──────── Information given

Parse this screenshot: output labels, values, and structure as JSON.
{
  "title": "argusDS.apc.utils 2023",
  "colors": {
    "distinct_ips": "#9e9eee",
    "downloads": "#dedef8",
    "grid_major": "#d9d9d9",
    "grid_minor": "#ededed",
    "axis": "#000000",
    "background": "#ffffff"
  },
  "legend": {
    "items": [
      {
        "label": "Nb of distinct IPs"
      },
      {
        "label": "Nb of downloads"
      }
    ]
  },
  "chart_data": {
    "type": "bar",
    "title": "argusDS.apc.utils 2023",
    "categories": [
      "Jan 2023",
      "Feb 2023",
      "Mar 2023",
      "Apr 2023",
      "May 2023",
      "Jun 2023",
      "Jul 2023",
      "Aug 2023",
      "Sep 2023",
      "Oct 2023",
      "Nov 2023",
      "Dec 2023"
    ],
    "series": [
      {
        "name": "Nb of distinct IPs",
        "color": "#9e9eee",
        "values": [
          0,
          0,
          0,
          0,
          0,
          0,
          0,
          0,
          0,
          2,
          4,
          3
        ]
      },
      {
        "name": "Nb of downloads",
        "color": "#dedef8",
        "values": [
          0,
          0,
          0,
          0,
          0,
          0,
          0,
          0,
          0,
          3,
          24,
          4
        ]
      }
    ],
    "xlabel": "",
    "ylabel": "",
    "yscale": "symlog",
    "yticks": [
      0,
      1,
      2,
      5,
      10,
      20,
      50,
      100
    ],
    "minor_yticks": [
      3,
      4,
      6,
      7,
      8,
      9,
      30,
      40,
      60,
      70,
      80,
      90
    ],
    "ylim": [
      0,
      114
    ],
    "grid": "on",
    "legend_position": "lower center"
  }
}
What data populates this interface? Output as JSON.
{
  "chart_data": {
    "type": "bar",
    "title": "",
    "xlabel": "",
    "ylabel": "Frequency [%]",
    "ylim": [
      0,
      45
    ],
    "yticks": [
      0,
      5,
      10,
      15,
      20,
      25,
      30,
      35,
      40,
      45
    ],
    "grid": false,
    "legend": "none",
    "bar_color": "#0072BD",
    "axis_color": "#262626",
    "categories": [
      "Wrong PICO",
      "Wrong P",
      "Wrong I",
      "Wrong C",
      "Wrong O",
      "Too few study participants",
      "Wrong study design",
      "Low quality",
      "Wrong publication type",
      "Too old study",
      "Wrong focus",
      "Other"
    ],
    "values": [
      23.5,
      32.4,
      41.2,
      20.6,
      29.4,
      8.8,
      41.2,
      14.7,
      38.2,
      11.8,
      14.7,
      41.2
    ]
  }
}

────────────────

Work to do
Repeat the preceding lines exactly, please, every one of them.

Exercise result
Parse this screenshot: output labels, values, and structure as JSON.
{
  "title": "argusDS.apc.utils 2023",
  "colors": {
    "distinct_ips": "#9e9eee",
    "downloads": "#dedef8",
    "grid_major": "#d9d9d9",
    "grid_minor": "#ededed",
    "axis": "#000000",
    "background": "#ffffff"
  },
  "legend": {
    "items": [
      {
        "label": "Nb of distinct IPs"
      },
      {
        "label": "Nb of downloads"
      }
    ]
  },
  "chart_data": {
    "type": "bar",
    "title": "argusDS.apc.utils 2023",
    "categories": [
      "Jan 2023",
      "Feb 2023",
      "Mar 2023",
      "Apr 2023",
      "May 2023",
      "Jun 2023",
      "Jul 2023",
      "Aug 2023",
      "Sep 2023",
      "Oct 2023",
      "Nov 2023",
      "Dec 2023"
    ],
    "series": [
      {
        "name": "Nb of distinct IPs",
        "color": "#9e9eee",
        "values": [
          0,
          0,
          0,
          0,
          0,
          0,
          0,
          0,
          0,
          2,
          4,
          3
        ]
      },
      {
        "name": "Nb of downloads",
        "color": "#dedef8",
        "values": [
          0,
          0,
          0,
          0,
          0,
          0,
          0,
          0,
          0,
          3,
          24,
          4
        ]
      }
    ],
    "xlabel": "",
    "ylabel": "",
    "yscale": "symlog",
    "yticks": [
      0,
      1,
      2,
      5,
      10,
      20,
      50,
      100
    ],
    "minor_yticks": [
      3,
      4,
      6,
      7,
      8,
      9,
      30,
      40,
      60,
      70,
      80,
      90
    ],
    "ylim": [
      0,
      114
    ],
    "grid": "on",
    "legend_position": "lower center"
  }
}
What data populates this interface? Output as JSON.
{
  "chart_data": {
    "type": "bar",
    "title": "",
    "xlabel": "",
    "ylabel": "Frequency [%]",
    "ylim": [
      0,
      45
    ],
    "yticks": [
      0,
      5,
      10,
      15,
      20,
      25,
      30,
      35,
      40,
      45
    ],
    "grid": false,
    "legend": "none",
    "bar_color": "#0072BD",
    "axis_color": "#262626",
    "categories": [
      "Wrong PICO",
      "Wrong P",
      "Wrong I",
      "Wrong C",
      "Wrong O",
      "Too few study participants",
      "Wrong study design",
      "Low quality",
      "Wrong publication type",
      "Too old study",
      "Wrong focus",
      "Other"
    ],
    "values": [
      23.5,
      32.4,
      41.2,
      20.6,
      29.4,
      8.8,
      41.2,
      14.7,
      38.2,
      11.8,
      14.7,
      41.2
    ]
  }
}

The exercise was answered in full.